▸ Figure contents as structured data:

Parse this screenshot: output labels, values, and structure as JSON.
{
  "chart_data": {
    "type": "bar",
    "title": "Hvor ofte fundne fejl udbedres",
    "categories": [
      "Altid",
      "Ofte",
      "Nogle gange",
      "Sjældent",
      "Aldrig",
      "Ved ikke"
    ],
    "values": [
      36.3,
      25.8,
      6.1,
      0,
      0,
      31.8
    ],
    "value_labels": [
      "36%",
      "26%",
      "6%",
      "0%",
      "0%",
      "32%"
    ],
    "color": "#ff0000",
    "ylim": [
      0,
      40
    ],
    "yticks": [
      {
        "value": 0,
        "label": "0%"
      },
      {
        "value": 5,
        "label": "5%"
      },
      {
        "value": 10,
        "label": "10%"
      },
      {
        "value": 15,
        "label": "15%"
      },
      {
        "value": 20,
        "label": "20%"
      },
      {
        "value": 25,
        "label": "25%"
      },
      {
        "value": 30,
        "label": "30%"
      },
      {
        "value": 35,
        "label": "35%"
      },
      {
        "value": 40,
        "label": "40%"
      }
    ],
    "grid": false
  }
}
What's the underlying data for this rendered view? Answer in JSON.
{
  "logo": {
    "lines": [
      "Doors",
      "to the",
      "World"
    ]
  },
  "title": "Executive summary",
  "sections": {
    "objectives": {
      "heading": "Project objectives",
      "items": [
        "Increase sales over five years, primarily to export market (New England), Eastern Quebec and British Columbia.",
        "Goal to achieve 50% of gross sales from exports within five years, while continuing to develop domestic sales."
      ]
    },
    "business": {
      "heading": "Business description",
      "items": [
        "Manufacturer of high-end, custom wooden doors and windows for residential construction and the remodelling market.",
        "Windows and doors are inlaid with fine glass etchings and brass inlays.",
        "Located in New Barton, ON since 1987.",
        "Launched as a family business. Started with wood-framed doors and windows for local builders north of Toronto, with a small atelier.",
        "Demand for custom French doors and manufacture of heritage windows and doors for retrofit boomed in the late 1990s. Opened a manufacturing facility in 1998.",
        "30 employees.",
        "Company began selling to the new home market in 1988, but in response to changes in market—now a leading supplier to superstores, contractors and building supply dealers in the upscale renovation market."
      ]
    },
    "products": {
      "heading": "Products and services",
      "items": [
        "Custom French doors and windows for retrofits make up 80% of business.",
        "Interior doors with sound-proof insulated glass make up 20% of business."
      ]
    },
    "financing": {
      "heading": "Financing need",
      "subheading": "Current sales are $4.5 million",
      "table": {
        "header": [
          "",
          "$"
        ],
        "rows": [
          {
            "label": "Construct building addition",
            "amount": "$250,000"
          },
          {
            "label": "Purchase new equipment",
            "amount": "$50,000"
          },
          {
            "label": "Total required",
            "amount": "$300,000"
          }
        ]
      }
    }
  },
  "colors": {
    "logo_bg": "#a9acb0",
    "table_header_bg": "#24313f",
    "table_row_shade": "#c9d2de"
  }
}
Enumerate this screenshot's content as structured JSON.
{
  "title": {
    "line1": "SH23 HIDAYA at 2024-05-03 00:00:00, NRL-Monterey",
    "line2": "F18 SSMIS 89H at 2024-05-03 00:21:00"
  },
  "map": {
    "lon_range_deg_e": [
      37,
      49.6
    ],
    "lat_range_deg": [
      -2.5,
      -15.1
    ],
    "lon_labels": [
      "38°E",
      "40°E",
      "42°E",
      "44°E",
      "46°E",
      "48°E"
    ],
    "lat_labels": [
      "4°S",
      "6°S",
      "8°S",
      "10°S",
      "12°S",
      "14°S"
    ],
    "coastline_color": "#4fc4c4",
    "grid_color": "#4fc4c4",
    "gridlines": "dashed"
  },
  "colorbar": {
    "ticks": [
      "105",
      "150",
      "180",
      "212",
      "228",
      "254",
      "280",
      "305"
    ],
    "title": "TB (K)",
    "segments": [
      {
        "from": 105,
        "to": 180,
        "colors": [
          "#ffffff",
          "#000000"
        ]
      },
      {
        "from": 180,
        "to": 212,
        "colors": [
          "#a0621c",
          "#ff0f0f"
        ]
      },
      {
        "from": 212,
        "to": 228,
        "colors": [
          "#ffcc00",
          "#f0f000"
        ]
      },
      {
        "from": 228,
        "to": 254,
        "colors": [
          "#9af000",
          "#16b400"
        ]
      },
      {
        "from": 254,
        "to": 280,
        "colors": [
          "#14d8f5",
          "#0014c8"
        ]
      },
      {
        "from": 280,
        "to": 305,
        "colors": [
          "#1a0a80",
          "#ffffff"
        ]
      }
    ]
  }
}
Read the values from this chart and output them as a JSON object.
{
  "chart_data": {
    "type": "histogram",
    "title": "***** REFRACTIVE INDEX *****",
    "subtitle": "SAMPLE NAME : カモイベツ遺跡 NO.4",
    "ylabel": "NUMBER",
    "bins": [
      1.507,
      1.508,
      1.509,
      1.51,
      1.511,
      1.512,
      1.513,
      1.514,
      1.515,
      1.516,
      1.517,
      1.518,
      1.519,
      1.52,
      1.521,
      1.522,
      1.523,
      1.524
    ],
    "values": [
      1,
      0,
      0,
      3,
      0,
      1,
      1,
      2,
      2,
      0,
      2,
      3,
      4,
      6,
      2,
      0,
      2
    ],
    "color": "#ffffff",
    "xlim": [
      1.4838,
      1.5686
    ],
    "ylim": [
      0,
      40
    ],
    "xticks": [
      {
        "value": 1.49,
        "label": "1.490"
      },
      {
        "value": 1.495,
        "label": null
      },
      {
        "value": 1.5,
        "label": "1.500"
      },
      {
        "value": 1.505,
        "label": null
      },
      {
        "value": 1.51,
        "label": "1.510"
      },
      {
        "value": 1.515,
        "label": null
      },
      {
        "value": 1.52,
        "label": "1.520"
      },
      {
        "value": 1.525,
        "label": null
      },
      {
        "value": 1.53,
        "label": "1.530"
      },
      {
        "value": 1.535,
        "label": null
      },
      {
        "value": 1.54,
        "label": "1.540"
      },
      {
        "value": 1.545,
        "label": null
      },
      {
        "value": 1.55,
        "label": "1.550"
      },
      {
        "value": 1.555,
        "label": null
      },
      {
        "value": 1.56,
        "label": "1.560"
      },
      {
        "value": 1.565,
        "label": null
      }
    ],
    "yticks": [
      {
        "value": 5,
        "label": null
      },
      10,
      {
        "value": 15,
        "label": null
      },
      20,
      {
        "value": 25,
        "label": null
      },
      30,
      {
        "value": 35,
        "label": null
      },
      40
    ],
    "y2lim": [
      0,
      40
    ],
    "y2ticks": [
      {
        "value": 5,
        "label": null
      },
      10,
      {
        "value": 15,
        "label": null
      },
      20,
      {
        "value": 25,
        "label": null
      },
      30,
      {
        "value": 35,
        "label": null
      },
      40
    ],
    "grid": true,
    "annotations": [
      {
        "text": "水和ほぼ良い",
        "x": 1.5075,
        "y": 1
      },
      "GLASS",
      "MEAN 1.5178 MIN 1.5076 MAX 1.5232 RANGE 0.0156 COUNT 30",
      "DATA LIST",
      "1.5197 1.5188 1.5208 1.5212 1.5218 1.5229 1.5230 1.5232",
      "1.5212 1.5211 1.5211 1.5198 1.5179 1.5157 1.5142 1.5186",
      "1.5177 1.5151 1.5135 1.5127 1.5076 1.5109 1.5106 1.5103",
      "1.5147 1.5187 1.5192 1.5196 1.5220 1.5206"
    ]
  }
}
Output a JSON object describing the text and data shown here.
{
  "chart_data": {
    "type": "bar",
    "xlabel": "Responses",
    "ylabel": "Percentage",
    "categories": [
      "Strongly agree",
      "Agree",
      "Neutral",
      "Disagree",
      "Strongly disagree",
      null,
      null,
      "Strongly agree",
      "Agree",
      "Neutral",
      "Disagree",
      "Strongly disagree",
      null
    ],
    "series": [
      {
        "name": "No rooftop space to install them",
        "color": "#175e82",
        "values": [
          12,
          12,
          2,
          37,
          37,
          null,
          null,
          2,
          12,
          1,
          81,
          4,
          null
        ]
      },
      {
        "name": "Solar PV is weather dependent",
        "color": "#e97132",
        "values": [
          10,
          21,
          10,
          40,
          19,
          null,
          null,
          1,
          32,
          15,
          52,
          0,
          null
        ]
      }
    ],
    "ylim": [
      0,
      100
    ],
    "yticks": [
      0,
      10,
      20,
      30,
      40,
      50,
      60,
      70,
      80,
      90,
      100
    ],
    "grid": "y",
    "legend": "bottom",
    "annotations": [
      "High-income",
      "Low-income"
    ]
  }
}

▸ Written task: Collect every line from the records above that contains the word "five".

▸ Solution for this exercise:
        "Increase sales over five years, primarily to export market (New England), Eastern Quebec and British Columbia.",
        "Goal to achieve 50% of gross sales from exports within five years, while continuing to develop domestic sales."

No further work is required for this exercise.